__PROVIDED PASSAGE__
------------------------------------

# Im needing some advice on MORE power



## muddynmichigan (May 28, 2015)

How is everyone? Im new here so please bear with me.... Ok for starters I have a 2010 sportsman 500 HO. I have a 2 inch lift. 30x10x12 Black Mambas. STI HD beadlocks. Epi clutch kit. Dynojet jet kit. Cant remember the brand but a slip on exhaust single out into a dual snorkel. Wild boar raid relocate. And the two per side through the fender snorkel kit from Snorkle your atv... I don't really trail ride anymore with this quad I have another 2010 sportsman for that. We drag race at atv parties and fairs and really anywhere we can. The way the classes are set up I have to go int the modified open class which puts me with a whole lot of quads with twice the motor I have but I always finish in the top 3 with a couple first place... God I love POLARIS!!!!! So here is my question. I have talked to speedwerx. They are saying to get rid of the stock carb and go to a mechanical carb. Go with there intake and jug with some port work and a diff cam. So does anyone have any experience or advice all would be greatly appreciated!?!?!!! thanks guys...

------------------------------------

__MATERIAL__
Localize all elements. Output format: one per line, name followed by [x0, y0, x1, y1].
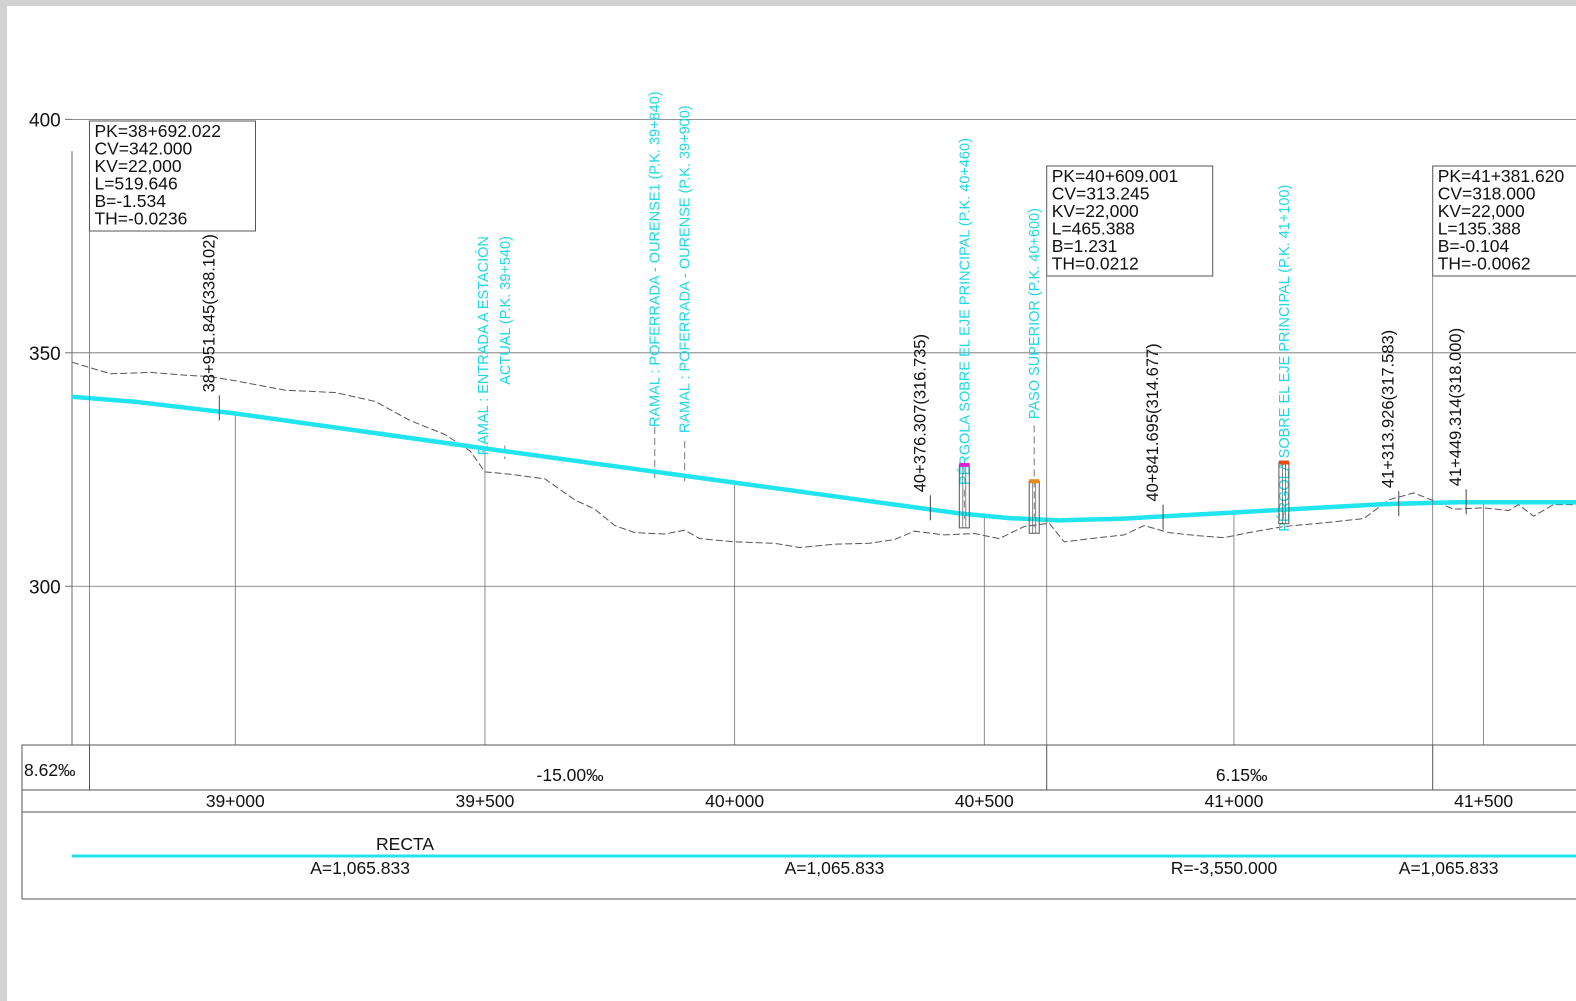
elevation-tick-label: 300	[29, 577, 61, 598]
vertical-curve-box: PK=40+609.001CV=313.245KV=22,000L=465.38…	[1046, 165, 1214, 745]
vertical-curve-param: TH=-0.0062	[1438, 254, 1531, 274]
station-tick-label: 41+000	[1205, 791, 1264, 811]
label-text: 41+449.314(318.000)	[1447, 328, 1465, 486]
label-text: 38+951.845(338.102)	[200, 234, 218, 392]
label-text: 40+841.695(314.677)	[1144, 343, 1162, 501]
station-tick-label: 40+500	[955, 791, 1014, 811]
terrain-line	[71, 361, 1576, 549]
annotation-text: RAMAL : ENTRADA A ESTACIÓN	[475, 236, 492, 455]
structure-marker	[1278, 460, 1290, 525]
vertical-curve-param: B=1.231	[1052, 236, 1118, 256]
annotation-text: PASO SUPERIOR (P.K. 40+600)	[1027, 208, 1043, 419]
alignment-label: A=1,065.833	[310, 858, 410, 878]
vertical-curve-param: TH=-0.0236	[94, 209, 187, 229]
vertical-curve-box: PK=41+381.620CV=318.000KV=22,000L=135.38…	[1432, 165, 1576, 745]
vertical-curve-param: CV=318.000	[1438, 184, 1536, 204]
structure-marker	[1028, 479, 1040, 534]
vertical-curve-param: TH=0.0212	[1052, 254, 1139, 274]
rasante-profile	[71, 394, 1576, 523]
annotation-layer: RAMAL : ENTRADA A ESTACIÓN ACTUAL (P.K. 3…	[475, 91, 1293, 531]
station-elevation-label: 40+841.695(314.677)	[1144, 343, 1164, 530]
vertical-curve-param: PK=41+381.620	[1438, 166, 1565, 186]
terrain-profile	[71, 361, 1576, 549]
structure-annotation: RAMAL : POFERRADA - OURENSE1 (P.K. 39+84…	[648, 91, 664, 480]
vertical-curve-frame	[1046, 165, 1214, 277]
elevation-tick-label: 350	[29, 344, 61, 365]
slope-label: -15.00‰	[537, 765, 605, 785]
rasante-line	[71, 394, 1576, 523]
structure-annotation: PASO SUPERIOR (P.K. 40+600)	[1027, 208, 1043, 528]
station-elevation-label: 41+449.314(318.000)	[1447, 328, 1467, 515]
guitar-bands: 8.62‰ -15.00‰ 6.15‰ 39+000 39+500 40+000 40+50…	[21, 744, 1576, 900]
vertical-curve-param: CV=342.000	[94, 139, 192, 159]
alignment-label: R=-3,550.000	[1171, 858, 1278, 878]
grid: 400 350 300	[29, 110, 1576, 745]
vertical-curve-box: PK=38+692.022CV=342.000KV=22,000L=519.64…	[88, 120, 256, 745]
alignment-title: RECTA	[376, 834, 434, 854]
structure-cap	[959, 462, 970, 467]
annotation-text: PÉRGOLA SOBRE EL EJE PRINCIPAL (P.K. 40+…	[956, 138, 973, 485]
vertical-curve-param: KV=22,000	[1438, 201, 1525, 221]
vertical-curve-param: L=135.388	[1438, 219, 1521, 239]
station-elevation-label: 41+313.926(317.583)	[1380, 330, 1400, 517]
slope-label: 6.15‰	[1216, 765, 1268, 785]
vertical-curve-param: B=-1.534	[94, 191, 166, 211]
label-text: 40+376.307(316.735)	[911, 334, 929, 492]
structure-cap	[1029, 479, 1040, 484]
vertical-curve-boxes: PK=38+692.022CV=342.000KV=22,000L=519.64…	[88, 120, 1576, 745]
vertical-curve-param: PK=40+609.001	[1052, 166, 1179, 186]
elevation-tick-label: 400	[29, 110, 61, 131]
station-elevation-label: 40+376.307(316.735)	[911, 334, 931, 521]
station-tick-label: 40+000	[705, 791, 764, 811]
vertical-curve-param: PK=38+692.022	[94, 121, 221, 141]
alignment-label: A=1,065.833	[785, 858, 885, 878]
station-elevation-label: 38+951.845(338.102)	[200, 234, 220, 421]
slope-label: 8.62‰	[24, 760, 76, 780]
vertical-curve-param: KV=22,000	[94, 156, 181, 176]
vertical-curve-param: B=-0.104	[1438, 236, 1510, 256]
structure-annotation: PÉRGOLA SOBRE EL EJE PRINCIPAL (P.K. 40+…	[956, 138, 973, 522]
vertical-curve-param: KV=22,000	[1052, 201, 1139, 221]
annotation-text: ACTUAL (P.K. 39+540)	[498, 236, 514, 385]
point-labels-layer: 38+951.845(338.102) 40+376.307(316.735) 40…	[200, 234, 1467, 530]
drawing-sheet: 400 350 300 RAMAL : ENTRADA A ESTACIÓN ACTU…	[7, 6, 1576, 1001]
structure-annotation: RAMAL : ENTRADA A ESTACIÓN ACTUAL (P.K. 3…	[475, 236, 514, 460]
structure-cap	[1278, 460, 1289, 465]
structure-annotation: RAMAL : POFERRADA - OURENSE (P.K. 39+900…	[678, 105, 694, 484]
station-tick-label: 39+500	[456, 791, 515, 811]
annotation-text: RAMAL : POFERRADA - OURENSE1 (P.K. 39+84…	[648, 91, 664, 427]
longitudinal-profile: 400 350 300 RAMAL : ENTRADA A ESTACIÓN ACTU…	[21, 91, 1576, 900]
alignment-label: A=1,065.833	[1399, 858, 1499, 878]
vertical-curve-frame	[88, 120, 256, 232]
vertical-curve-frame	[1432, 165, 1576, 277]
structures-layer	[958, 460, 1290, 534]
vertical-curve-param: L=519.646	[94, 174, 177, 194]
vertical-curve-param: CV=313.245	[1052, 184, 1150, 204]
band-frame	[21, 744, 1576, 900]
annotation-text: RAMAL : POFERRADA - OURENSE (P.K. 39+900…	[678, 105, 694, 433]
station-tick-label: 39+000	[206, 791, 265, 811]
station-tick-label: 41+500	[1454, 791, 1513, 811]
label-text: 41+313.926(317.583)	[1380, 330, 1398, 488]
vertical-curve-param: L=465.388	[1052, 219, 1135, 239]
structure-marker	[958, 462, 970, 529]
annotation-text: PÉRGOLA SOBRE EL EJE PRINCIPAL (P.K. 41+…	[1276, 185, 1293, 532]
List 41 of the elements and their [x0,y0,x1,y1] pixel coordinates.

------------------------------------

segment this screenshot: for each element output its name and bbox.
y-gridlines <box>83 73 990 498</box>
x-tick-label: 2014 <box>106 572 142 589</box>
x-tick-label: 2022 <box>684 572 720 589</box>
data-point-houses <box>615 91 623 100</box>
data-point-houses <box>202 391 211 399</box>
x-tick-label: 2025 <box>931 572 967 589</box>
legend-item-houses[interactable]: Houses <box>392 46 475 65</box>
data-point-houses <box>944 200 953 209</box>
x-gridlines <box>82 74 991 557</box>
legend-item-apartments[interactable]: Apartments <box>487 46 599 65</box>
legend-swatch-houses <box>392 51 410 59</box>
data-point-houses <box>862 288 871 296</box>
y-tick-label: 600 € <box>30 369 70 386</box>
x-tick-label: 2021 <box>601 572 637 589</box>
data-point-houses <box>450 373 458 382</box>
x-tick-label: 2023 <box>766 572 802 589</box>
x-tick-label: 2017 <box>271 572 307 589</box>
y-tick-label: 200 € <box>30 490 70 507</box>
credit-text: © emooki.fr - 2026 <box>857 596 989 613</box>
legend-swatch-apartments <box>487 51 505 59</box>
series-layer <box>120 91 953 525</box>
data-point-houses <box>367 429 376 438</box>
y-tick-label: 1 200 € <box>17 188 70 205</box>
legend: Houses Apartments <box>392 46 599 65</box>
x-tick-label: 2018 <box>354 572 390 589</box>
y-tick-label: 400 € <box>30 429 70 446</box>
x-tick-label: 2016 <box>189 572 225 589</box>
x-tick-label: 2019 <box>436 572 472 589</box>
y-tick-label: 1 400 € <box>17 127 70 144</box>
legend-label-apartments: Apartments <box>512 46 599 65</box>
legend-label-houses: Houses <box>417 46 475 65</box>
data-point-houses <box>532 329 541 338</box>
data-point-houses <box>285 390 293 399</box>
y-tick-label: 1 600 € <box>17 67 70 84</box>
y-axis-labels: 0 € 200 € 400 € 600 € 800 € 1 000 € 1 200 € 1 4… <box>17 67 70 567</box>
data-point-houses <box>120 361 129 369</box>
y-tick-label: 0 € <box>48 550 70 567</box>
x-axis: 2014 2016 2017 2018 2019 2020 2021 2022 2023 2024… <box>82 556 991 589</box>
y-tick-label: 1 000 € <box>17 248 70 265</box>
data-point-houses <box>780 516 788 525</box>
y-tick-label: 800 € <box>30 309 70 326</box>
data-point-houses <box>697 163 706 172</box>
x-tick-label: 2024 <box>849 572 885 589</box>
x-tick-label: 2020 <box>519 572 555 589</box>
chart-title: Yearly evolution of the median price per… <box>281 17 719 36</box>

------------------------------------

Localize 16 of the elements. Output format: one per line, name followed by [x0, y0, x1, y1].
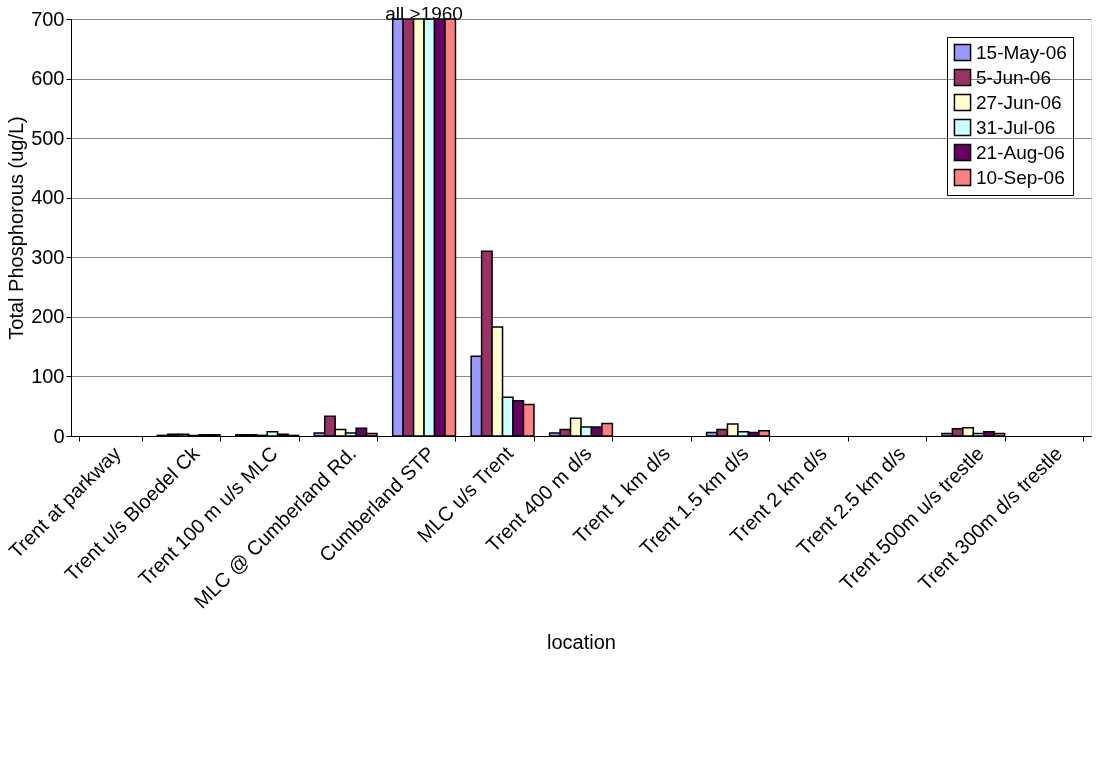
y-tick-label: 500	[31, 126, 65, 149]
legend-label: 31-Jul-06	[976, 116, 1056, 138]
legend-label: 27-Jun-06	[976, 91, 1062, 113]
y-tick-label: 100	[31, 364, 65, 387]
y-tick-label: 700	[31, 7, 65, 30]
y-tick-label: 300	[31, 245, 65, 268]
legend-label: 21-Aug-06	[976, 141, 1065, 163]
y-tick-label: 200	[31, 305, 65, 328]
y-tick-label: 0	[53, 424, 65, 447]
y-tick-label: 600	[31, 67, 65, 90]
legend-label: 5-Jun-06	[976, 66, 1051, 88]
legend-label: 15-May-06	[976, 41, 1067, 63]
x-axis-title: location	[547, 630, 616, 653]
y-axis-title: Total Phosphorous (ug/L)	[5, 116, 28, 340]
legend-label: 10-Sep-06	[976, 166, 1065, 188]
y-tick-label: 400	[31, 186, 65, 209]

------------------------------------

__EXERCISE A__
In the forum post, what did speedwerx suggest using in place of the stock carb?
__EXERCISE B__
Condense the paragraph of the forum post that begins "How is everyone?" into a short list, keeping its main facts.
The rows are separate material and are unrelated to the forum post.

__TASK RESULT A__
A mechanical carb.

__TASK RESULT B__
- The poster is new to the forum and owns a 2010 Sportsman 500 HO.
- Modifications: 2-inch lift, 30x10x12 Black Mambas, STI HD beadlocks, Epi clutch kit, Dynojet jet kit, a slip-on exhaust with a single outlet into a dual snorkel, Wild Boar raid relocate, and a two-per-side through-the-fender snorkel kit from Snorkle your atv.
- The quad is no longer used for trail riding; another 2010 Sportsman serves that purpose.
- It is drag raced at ATV parties, fairs and elsewhere, in the modified open class against quads with twice the motor.
- It always finishes in the top 3, with a couple of first places.
- Speedwerx advised replacing the stock carb with a mechanical carb and adding their intake, a jug with port work, and a different cam.
- The poster asks for experience or advice on these changes.